(Page element annotations)
----------
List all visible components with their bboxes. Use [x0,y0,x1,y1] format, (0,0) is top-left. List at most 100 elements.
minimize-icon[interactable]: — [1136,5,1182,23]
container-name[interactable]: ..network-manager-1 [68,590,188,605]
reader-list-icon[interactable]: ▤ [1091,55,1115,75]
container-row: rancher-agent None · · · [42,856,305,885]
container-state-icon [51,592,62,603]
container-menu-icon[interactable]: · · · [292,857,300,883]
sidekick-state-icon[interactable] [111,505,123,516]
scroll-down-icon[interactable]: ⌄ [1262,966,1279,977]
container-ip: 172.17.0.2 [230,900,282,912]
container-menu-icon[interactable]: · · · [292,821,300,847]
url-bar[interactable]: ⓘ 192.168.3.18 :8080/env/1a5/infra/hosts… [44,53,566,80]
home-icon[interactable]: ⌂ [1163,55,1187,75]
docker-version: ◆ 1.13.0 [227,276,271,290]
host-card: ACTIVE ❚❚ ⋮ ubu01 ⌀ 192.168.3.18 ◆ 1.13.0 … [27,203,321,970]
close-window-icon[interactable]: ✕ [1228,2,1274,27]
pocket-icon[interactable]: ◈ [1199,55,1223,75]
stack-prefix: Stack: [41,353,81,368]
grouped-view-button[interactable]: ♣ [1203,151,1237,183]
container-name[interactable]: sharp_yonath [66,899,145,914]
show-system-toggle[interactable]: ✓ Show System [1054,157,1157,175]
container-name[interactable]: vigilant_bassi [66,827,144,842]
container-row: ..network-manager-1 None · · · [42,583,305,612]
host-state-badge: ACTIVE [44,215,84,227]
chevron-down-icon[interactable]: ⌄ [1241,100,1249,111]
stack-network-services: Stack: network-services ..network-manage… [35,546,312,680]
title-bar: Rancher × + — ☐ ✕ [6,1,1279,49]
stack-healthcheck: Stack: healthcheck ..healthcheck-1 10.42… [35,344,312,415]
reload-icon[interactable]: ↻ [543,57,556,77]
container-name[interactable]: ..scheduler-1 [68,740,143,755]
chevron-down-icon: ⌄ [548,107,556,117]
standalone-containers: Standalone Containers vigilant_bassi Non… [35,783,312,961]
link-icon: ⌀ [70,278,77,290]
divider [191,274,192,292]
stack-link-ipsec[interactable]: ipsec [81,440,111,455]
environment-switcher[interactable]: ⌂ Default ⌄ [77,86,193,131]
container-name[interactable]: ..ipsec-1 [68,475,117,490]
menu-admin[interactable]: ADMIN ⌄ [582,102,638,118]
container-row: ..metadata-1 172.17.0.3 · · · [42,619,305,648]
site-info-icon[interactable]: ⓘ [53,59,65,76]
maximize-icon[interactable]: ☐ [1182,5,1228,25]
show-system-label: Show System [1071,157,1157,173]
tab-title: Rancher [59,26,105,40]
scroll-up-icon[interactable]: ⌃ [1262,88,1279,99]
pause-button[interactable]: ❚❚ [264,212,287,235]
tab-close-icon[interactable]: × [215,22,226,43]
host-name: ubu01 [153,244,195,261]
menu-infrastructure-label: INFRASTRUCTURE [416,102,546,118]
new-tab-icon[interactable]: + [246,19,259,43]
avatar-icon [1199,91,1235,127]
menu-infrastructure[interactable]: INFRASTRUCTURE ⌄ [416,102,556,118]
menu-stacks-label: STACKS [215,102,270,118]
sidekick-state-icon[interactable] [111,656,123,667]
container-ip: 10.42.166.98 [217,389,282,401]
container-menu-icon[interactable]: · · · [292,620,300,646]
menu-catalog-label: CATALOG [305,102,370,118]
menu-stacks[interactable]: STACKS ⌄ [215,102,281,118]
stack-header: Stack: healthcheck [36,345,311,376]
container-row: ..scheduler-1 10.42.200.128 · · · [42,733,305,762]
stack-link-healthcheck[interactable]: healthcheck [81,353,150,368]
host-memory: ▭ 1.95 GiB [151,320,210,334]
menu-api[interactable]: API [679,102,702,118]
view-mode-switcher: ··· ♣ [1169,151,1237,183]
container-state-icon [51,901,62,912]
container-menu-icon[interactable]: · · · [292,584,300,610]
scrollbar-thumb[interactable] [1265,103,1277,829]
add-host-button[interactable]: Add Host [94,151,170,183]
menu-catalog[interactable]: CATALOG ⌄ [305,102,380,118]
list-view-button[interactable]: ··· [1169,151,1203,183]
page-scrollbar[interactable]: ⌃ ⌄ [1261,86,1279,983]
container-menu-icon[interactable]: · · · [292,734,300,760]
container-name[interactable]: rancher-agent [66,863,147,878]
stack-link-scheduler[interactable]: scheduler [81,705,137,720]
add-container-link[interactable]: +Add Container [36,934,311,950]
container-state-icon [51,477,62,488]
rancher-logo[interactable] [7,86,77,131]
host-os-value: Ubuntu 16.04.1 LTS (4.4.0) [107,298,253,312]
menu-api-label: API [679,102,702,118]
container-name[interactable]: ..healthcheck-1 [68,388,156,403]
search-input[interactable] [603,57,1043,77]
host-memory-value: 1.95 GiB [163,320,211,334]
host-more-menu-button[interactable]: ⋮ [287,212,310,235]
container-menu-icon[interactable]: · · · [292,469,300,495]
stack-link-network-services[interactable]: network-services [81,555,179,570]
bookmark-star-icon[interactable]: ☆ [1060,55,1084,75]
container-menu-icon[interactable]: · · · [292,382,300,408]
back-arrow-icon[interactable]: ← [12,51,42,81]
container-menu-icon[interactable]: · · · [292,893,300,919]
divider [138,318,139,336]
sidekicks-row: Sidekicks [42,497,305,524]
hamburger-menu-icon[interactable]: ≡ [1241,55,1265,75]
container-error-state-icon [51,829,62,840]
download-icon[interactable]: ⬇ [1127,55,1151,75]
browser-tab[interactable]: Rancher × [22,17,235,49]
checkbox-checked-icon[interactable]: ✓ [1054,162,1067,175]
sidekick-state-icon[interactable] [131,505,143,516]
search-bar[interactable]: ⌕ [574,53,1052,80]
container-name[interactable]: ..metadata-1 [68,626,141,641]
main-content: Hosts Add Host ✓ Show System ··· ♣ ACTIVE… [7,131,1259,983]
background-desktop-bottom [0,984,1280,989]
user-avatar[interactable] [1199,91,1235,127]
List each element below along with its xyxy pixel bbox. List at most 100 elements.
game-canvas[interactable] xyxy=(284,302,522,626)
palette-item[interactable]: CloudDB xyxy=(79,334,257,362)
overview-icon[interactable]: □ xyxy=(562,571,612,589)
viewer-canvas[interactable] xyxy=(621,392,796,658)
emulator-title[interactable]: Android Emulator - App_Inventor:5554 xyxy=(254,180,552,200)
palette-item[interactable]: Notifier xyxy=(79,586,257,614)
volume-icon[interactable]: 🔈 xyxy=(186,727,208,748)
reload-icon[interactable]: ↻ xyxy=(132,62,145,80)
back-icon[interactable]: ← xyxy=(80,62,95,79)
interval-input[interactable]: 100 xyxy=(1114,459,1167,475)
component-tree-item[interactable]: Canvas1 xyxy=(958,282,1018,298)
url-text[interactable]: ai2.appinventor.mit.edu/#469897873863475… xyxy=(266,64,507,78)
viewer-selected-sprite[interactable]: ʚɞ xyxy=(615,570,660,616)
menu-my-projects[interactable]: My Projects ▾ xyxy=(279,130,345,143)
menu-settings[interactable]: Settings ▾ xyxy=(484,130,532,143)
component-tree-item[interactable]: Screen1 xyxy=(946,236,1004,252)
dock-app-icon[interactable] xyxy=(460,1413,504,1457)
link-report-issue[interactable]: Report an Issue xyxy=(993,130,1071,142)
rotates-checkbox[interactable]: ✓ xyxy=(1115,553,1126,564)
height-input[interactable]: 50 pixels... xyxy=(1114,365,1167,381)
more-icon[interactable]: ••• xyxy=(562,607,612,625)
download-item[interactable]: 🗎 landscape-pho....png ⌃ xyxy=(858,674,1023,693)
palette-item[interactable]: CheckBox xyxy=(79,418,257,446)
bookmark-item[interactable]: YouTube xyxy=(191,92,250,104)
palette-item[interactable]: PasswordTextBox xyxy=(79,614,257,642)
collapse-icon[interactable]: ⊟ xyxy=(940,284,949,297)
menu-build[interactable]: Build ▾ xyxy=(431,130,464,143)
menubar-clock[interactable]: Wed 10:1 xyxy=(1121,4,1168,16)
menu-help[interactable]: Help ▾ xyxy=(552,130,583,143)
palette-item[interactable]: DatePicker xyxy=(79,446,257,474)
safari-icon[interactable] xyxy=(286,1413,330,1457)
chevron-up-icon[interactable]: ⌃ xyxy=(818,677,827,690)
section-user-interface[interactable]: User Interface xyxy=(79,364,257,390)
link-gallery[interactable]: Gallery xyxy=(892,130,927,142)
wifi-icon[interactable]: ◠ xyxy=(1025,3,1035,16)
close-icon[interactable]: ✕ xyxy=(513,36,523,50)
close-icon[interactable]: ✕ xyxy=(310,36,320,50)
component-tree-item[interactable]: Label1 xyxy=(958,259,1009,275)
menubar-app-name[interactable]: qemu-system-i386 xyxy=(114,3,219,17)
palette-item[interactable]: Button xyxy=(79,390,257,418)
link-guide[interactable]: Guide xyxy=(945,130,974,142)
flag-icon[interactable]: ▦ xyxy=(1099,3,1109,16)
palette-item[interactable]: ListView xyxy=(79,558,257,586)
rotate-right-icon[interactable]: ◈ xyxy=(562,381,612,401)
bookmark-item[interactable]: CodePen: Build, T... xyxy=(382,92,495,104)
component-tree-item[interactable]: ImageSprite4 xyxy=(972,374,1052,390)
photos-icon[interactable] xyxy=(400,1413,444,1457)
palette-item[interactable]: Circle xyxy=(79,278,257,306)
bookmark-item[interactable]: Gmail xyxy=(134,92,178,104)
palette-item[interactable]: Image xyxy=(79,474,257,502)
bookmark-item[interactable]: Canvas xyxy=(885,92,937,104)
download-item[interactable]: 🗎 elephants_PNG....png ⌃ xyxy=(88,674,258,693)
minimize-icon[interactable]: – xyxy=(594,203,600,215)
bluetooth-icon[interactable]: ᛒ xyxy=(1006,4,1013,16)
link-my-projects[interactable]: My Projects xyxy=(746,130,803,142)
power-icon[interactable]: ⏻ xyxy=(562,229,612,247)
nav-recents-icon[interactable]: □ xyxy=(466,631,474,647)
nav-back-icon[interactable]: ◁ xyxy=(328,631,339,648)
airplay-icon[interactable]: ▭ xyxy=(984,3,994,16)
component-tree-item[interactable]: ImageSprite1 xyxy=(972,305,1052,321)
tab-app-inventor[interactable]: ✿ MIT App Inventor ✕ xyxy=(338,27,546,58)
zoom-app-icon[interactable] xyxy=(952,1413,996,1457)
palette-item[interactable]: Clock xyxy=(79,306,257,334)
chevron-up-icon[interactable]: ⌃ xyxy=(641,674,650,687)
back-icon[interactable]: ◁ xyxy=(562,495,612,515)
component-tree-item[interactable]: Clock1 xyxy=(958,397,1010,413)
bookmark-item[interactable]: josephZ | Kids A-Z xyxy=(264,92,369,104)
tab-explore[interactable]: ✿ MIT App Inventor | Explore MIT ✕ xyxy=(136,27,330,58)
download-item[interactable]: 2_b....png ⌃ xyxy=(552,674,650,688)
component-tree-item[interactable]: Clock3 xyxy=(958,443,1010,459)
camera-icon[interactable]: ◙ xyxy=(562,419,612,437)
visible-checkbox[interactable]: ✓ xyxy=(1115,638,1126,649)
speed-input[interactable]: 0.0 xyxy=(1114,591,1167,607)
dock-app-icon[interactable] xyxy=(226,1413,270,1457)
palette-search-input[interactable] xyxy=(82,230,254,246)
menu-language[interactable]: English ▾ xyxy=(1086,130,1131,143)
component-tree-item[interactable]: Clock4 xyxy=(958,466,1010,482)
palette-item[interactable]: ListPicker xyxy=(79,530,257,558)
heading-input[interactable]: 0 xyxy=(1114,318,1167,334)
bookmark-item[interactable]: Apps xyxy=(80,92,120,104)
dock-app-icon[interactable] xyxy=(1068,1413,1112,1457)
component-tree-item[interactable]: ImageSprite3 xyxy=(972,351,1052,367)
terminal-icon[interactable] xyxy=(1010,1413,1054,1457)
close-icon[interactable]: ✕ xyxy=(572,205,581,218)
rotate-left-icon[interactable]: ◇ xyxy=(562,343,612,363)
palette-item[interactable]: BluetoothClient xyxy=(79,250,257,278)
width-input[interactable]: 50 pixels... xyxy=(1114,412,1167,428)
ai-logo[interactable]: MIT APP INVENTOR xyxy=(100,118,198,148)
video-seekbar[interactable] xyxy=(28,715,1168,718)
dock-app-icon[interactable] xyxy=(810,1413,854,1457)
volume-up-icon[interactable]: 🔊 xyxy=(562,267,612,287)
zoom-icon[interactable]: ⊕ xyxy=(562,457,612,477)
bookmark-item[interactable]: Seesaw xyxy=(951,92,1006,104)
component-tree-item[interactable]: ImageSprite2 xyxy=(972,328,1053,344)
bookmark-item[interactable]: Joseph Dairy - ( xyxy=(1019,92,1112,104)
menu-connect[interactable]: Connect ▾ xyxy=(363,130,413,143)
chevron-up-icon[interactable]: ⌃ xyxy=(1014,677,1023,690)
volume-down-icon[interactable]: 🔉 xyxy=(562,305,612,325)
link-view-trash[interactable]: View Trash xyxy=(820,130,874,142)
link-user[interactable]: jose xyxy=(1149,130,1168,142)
----------
**Problem to work on:** Repeat the records above word for word, from the start through the line containing "container-name[interactable]: vigilant_bassi [66,827,144,842]", both ends included.

**Response to the task:**
List all visible components with their bboxes. Use [x0,y0,x1,y1] format, (0,0) is top-left. List at most 100 elements.
minimize-icon[interactable]: — [1136,5,1182,23]
container-name[interactable]: ..network-manager-1 [68,590,188,605]
reader-list-icon[interactable]: ▤ [1091,55,1115,75]
container-row: rancher-agent None · · · [42,856,305,885]
container-state-icon [51,592,62,603]
container-menu-icon[interactable]: · · · [292,857,300,883]
sidekick-state-icon[interactable] [111,505,123,516]
scroll-down-icon[interactable]: ⌄ [1262,966,1279,977]
container-ip: 172.17.0.2 [230,900,282,912]
container-menu-icon[interactable]: · · · [292,821,300,847]
url-bar[interactable]: ⓘ 192.168.3.18 :8080/env/1a5/infra/hosts… [44,53,566,80]
home-icon[interactable]: ⌂ [1163,55,1187,75]
docker-version: ◆ 1.13.0 [227,276,271,290]
host-card: ACTIVE ❚❚ ⋮ ubu01 ⌀ 192.168.3.18 ◆ 1.13.0 … [27,203,321,970]
close-window-icon[interactable]: ✕ [1228,2,1274,27]
pocket-icon[interactable]: ◈ [1199,55,1223,75]
stack-prefix: Stack: [41,353,81,368]
grouped-view-button[interactable]: ♣ [1203,151,1237,183]
container-name[interactable]: sharp_yonath [66,899,145,914]
show-system-toggle[interactable]: ✓ Show System [1054,157,1157,175]
container-name[interactable]: vigilant_bassi [66,827,144,842]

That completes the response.